-- Begin --
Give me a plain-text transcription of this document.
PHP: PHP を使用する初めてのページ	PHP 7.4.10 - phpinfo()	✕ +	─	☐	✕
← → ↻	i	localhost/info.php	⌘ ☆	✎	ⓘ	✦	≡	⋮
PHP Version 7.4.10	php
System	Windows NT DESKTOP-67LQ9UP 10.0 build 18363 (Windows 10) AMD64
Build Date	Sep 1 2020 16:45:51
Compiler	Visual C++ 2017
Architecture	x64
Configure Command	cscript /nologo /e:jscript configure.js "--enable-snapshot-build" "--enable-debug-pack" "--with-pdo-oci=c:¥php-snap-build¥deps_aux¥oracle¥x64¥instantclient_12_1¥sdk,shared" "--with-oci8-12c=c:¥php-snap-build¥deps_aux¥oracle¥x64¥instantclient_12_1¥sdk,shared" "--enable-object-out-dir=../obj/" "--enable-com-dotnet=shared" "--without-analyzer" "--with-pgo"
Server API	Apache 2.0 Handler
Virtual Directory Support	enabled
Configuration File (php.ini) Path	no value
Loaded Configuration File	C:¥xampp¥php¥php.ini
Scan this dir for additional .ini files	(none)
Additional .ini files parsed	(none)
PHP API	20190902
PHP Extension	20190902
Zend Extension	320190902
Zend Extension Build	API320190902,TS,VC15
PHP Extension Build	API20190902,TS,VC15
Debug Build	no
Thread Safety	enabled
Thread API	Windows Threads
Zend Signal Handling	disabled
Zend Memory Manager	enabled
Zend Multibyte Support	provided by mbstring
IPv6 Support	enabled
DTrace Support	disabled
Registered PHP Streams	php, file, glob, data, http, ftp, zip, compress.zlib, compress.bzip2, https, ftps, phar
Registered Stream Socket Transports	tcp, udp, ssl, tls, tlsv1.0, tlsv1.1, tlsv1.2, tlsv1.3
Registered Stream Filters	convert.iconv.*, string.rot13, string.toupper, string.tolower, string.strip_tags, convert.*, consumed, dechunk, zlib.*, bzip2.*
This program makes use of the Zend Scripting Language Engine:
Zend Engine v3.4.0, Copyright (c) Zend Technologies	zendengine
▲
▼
-- End --
» **Given instruction**: Type out the material again exactly as presented.

» **Result**:
Give me a plain-text transcription of this document.
PHP: PHP を使用する初めてのページ	PHP 7.4.10 - phpinfo()	✕ +	─	☐	✕
← → ↻	i	localhost/info.php	⌘ ☆	✎	ⓘ	✦	≡	⋮
PHP Version 7.4.10	php
System	Windows NT DESKTOP-67LQ9UP 10.0 build 18363 (Windows 10) AMD64
Build Date	Sep 1 2020 16:45:51
Compiler	Visual C++ 2017
Architecture	x64
Configure Command	cscript /nologo /e:jscript configure.js "--enable-snapshot-build" "--enable-debug-pack" "--with-pdo-oci=c:¥php-snap-build¥deps_aux¥oracle¥x64¥instantclient_12_1¥sdk,shared" "--with-oci8-12c=c:¥php-snap-build¥deps_aux¥oracle¥x64¥instantclient_12_1¥sdk,shared" "--enable-object-out-dir=../obj/" "--enable-com-dotnet=shared" "--without-analyzer" "--with-pgo"
Server API	Apache 2.0 Handler
Virtual Directory Support	enabled
Configuration File (php.ini) Path	no value
Loaded Configuration File	C:¥xampp¥php¥php.ini
Scan this dir for additional .ini files	(none)
Additional .ini files parsed	(none)
PHP API	20190902
PHP Extension	20190902
Zend Extension	320190902
Zend Extension Build	API320190902,TS,VC15
PHP Extension Build	API20190902,TS,VC15
Debug Build	no
Thread Safety	enabled
Thread API	Windows Threads
Zend Signal Handling	disabled
Zend Memory Manager	enabled
Zend Multibyte Support	provided by mbstring
IPv6 Support	enabled
DTrace Support	disabled
Registered PHP Streams	php, file, glob, data, http, ftp, zip, compress.zlib, compress.bzip2, https, ftps, phar
Registered Stream Socket Transports	tcp, udp, ssl, tls, tlsv1.0, tlsv1.1, tlsv1.2, tlsv1.3
Registered Stream Filters	convert.iconv.*, string.rot13, string.toupper, string.tolower, string.strip_tags, convert.*, consumed, dechunk, zlib.*, bzip2.*
This program makes use of the Zend Scripting Language Engine:
Zend Engine v3.4.0, Copyright (c) Zend Technologies	zendengine
▲
▼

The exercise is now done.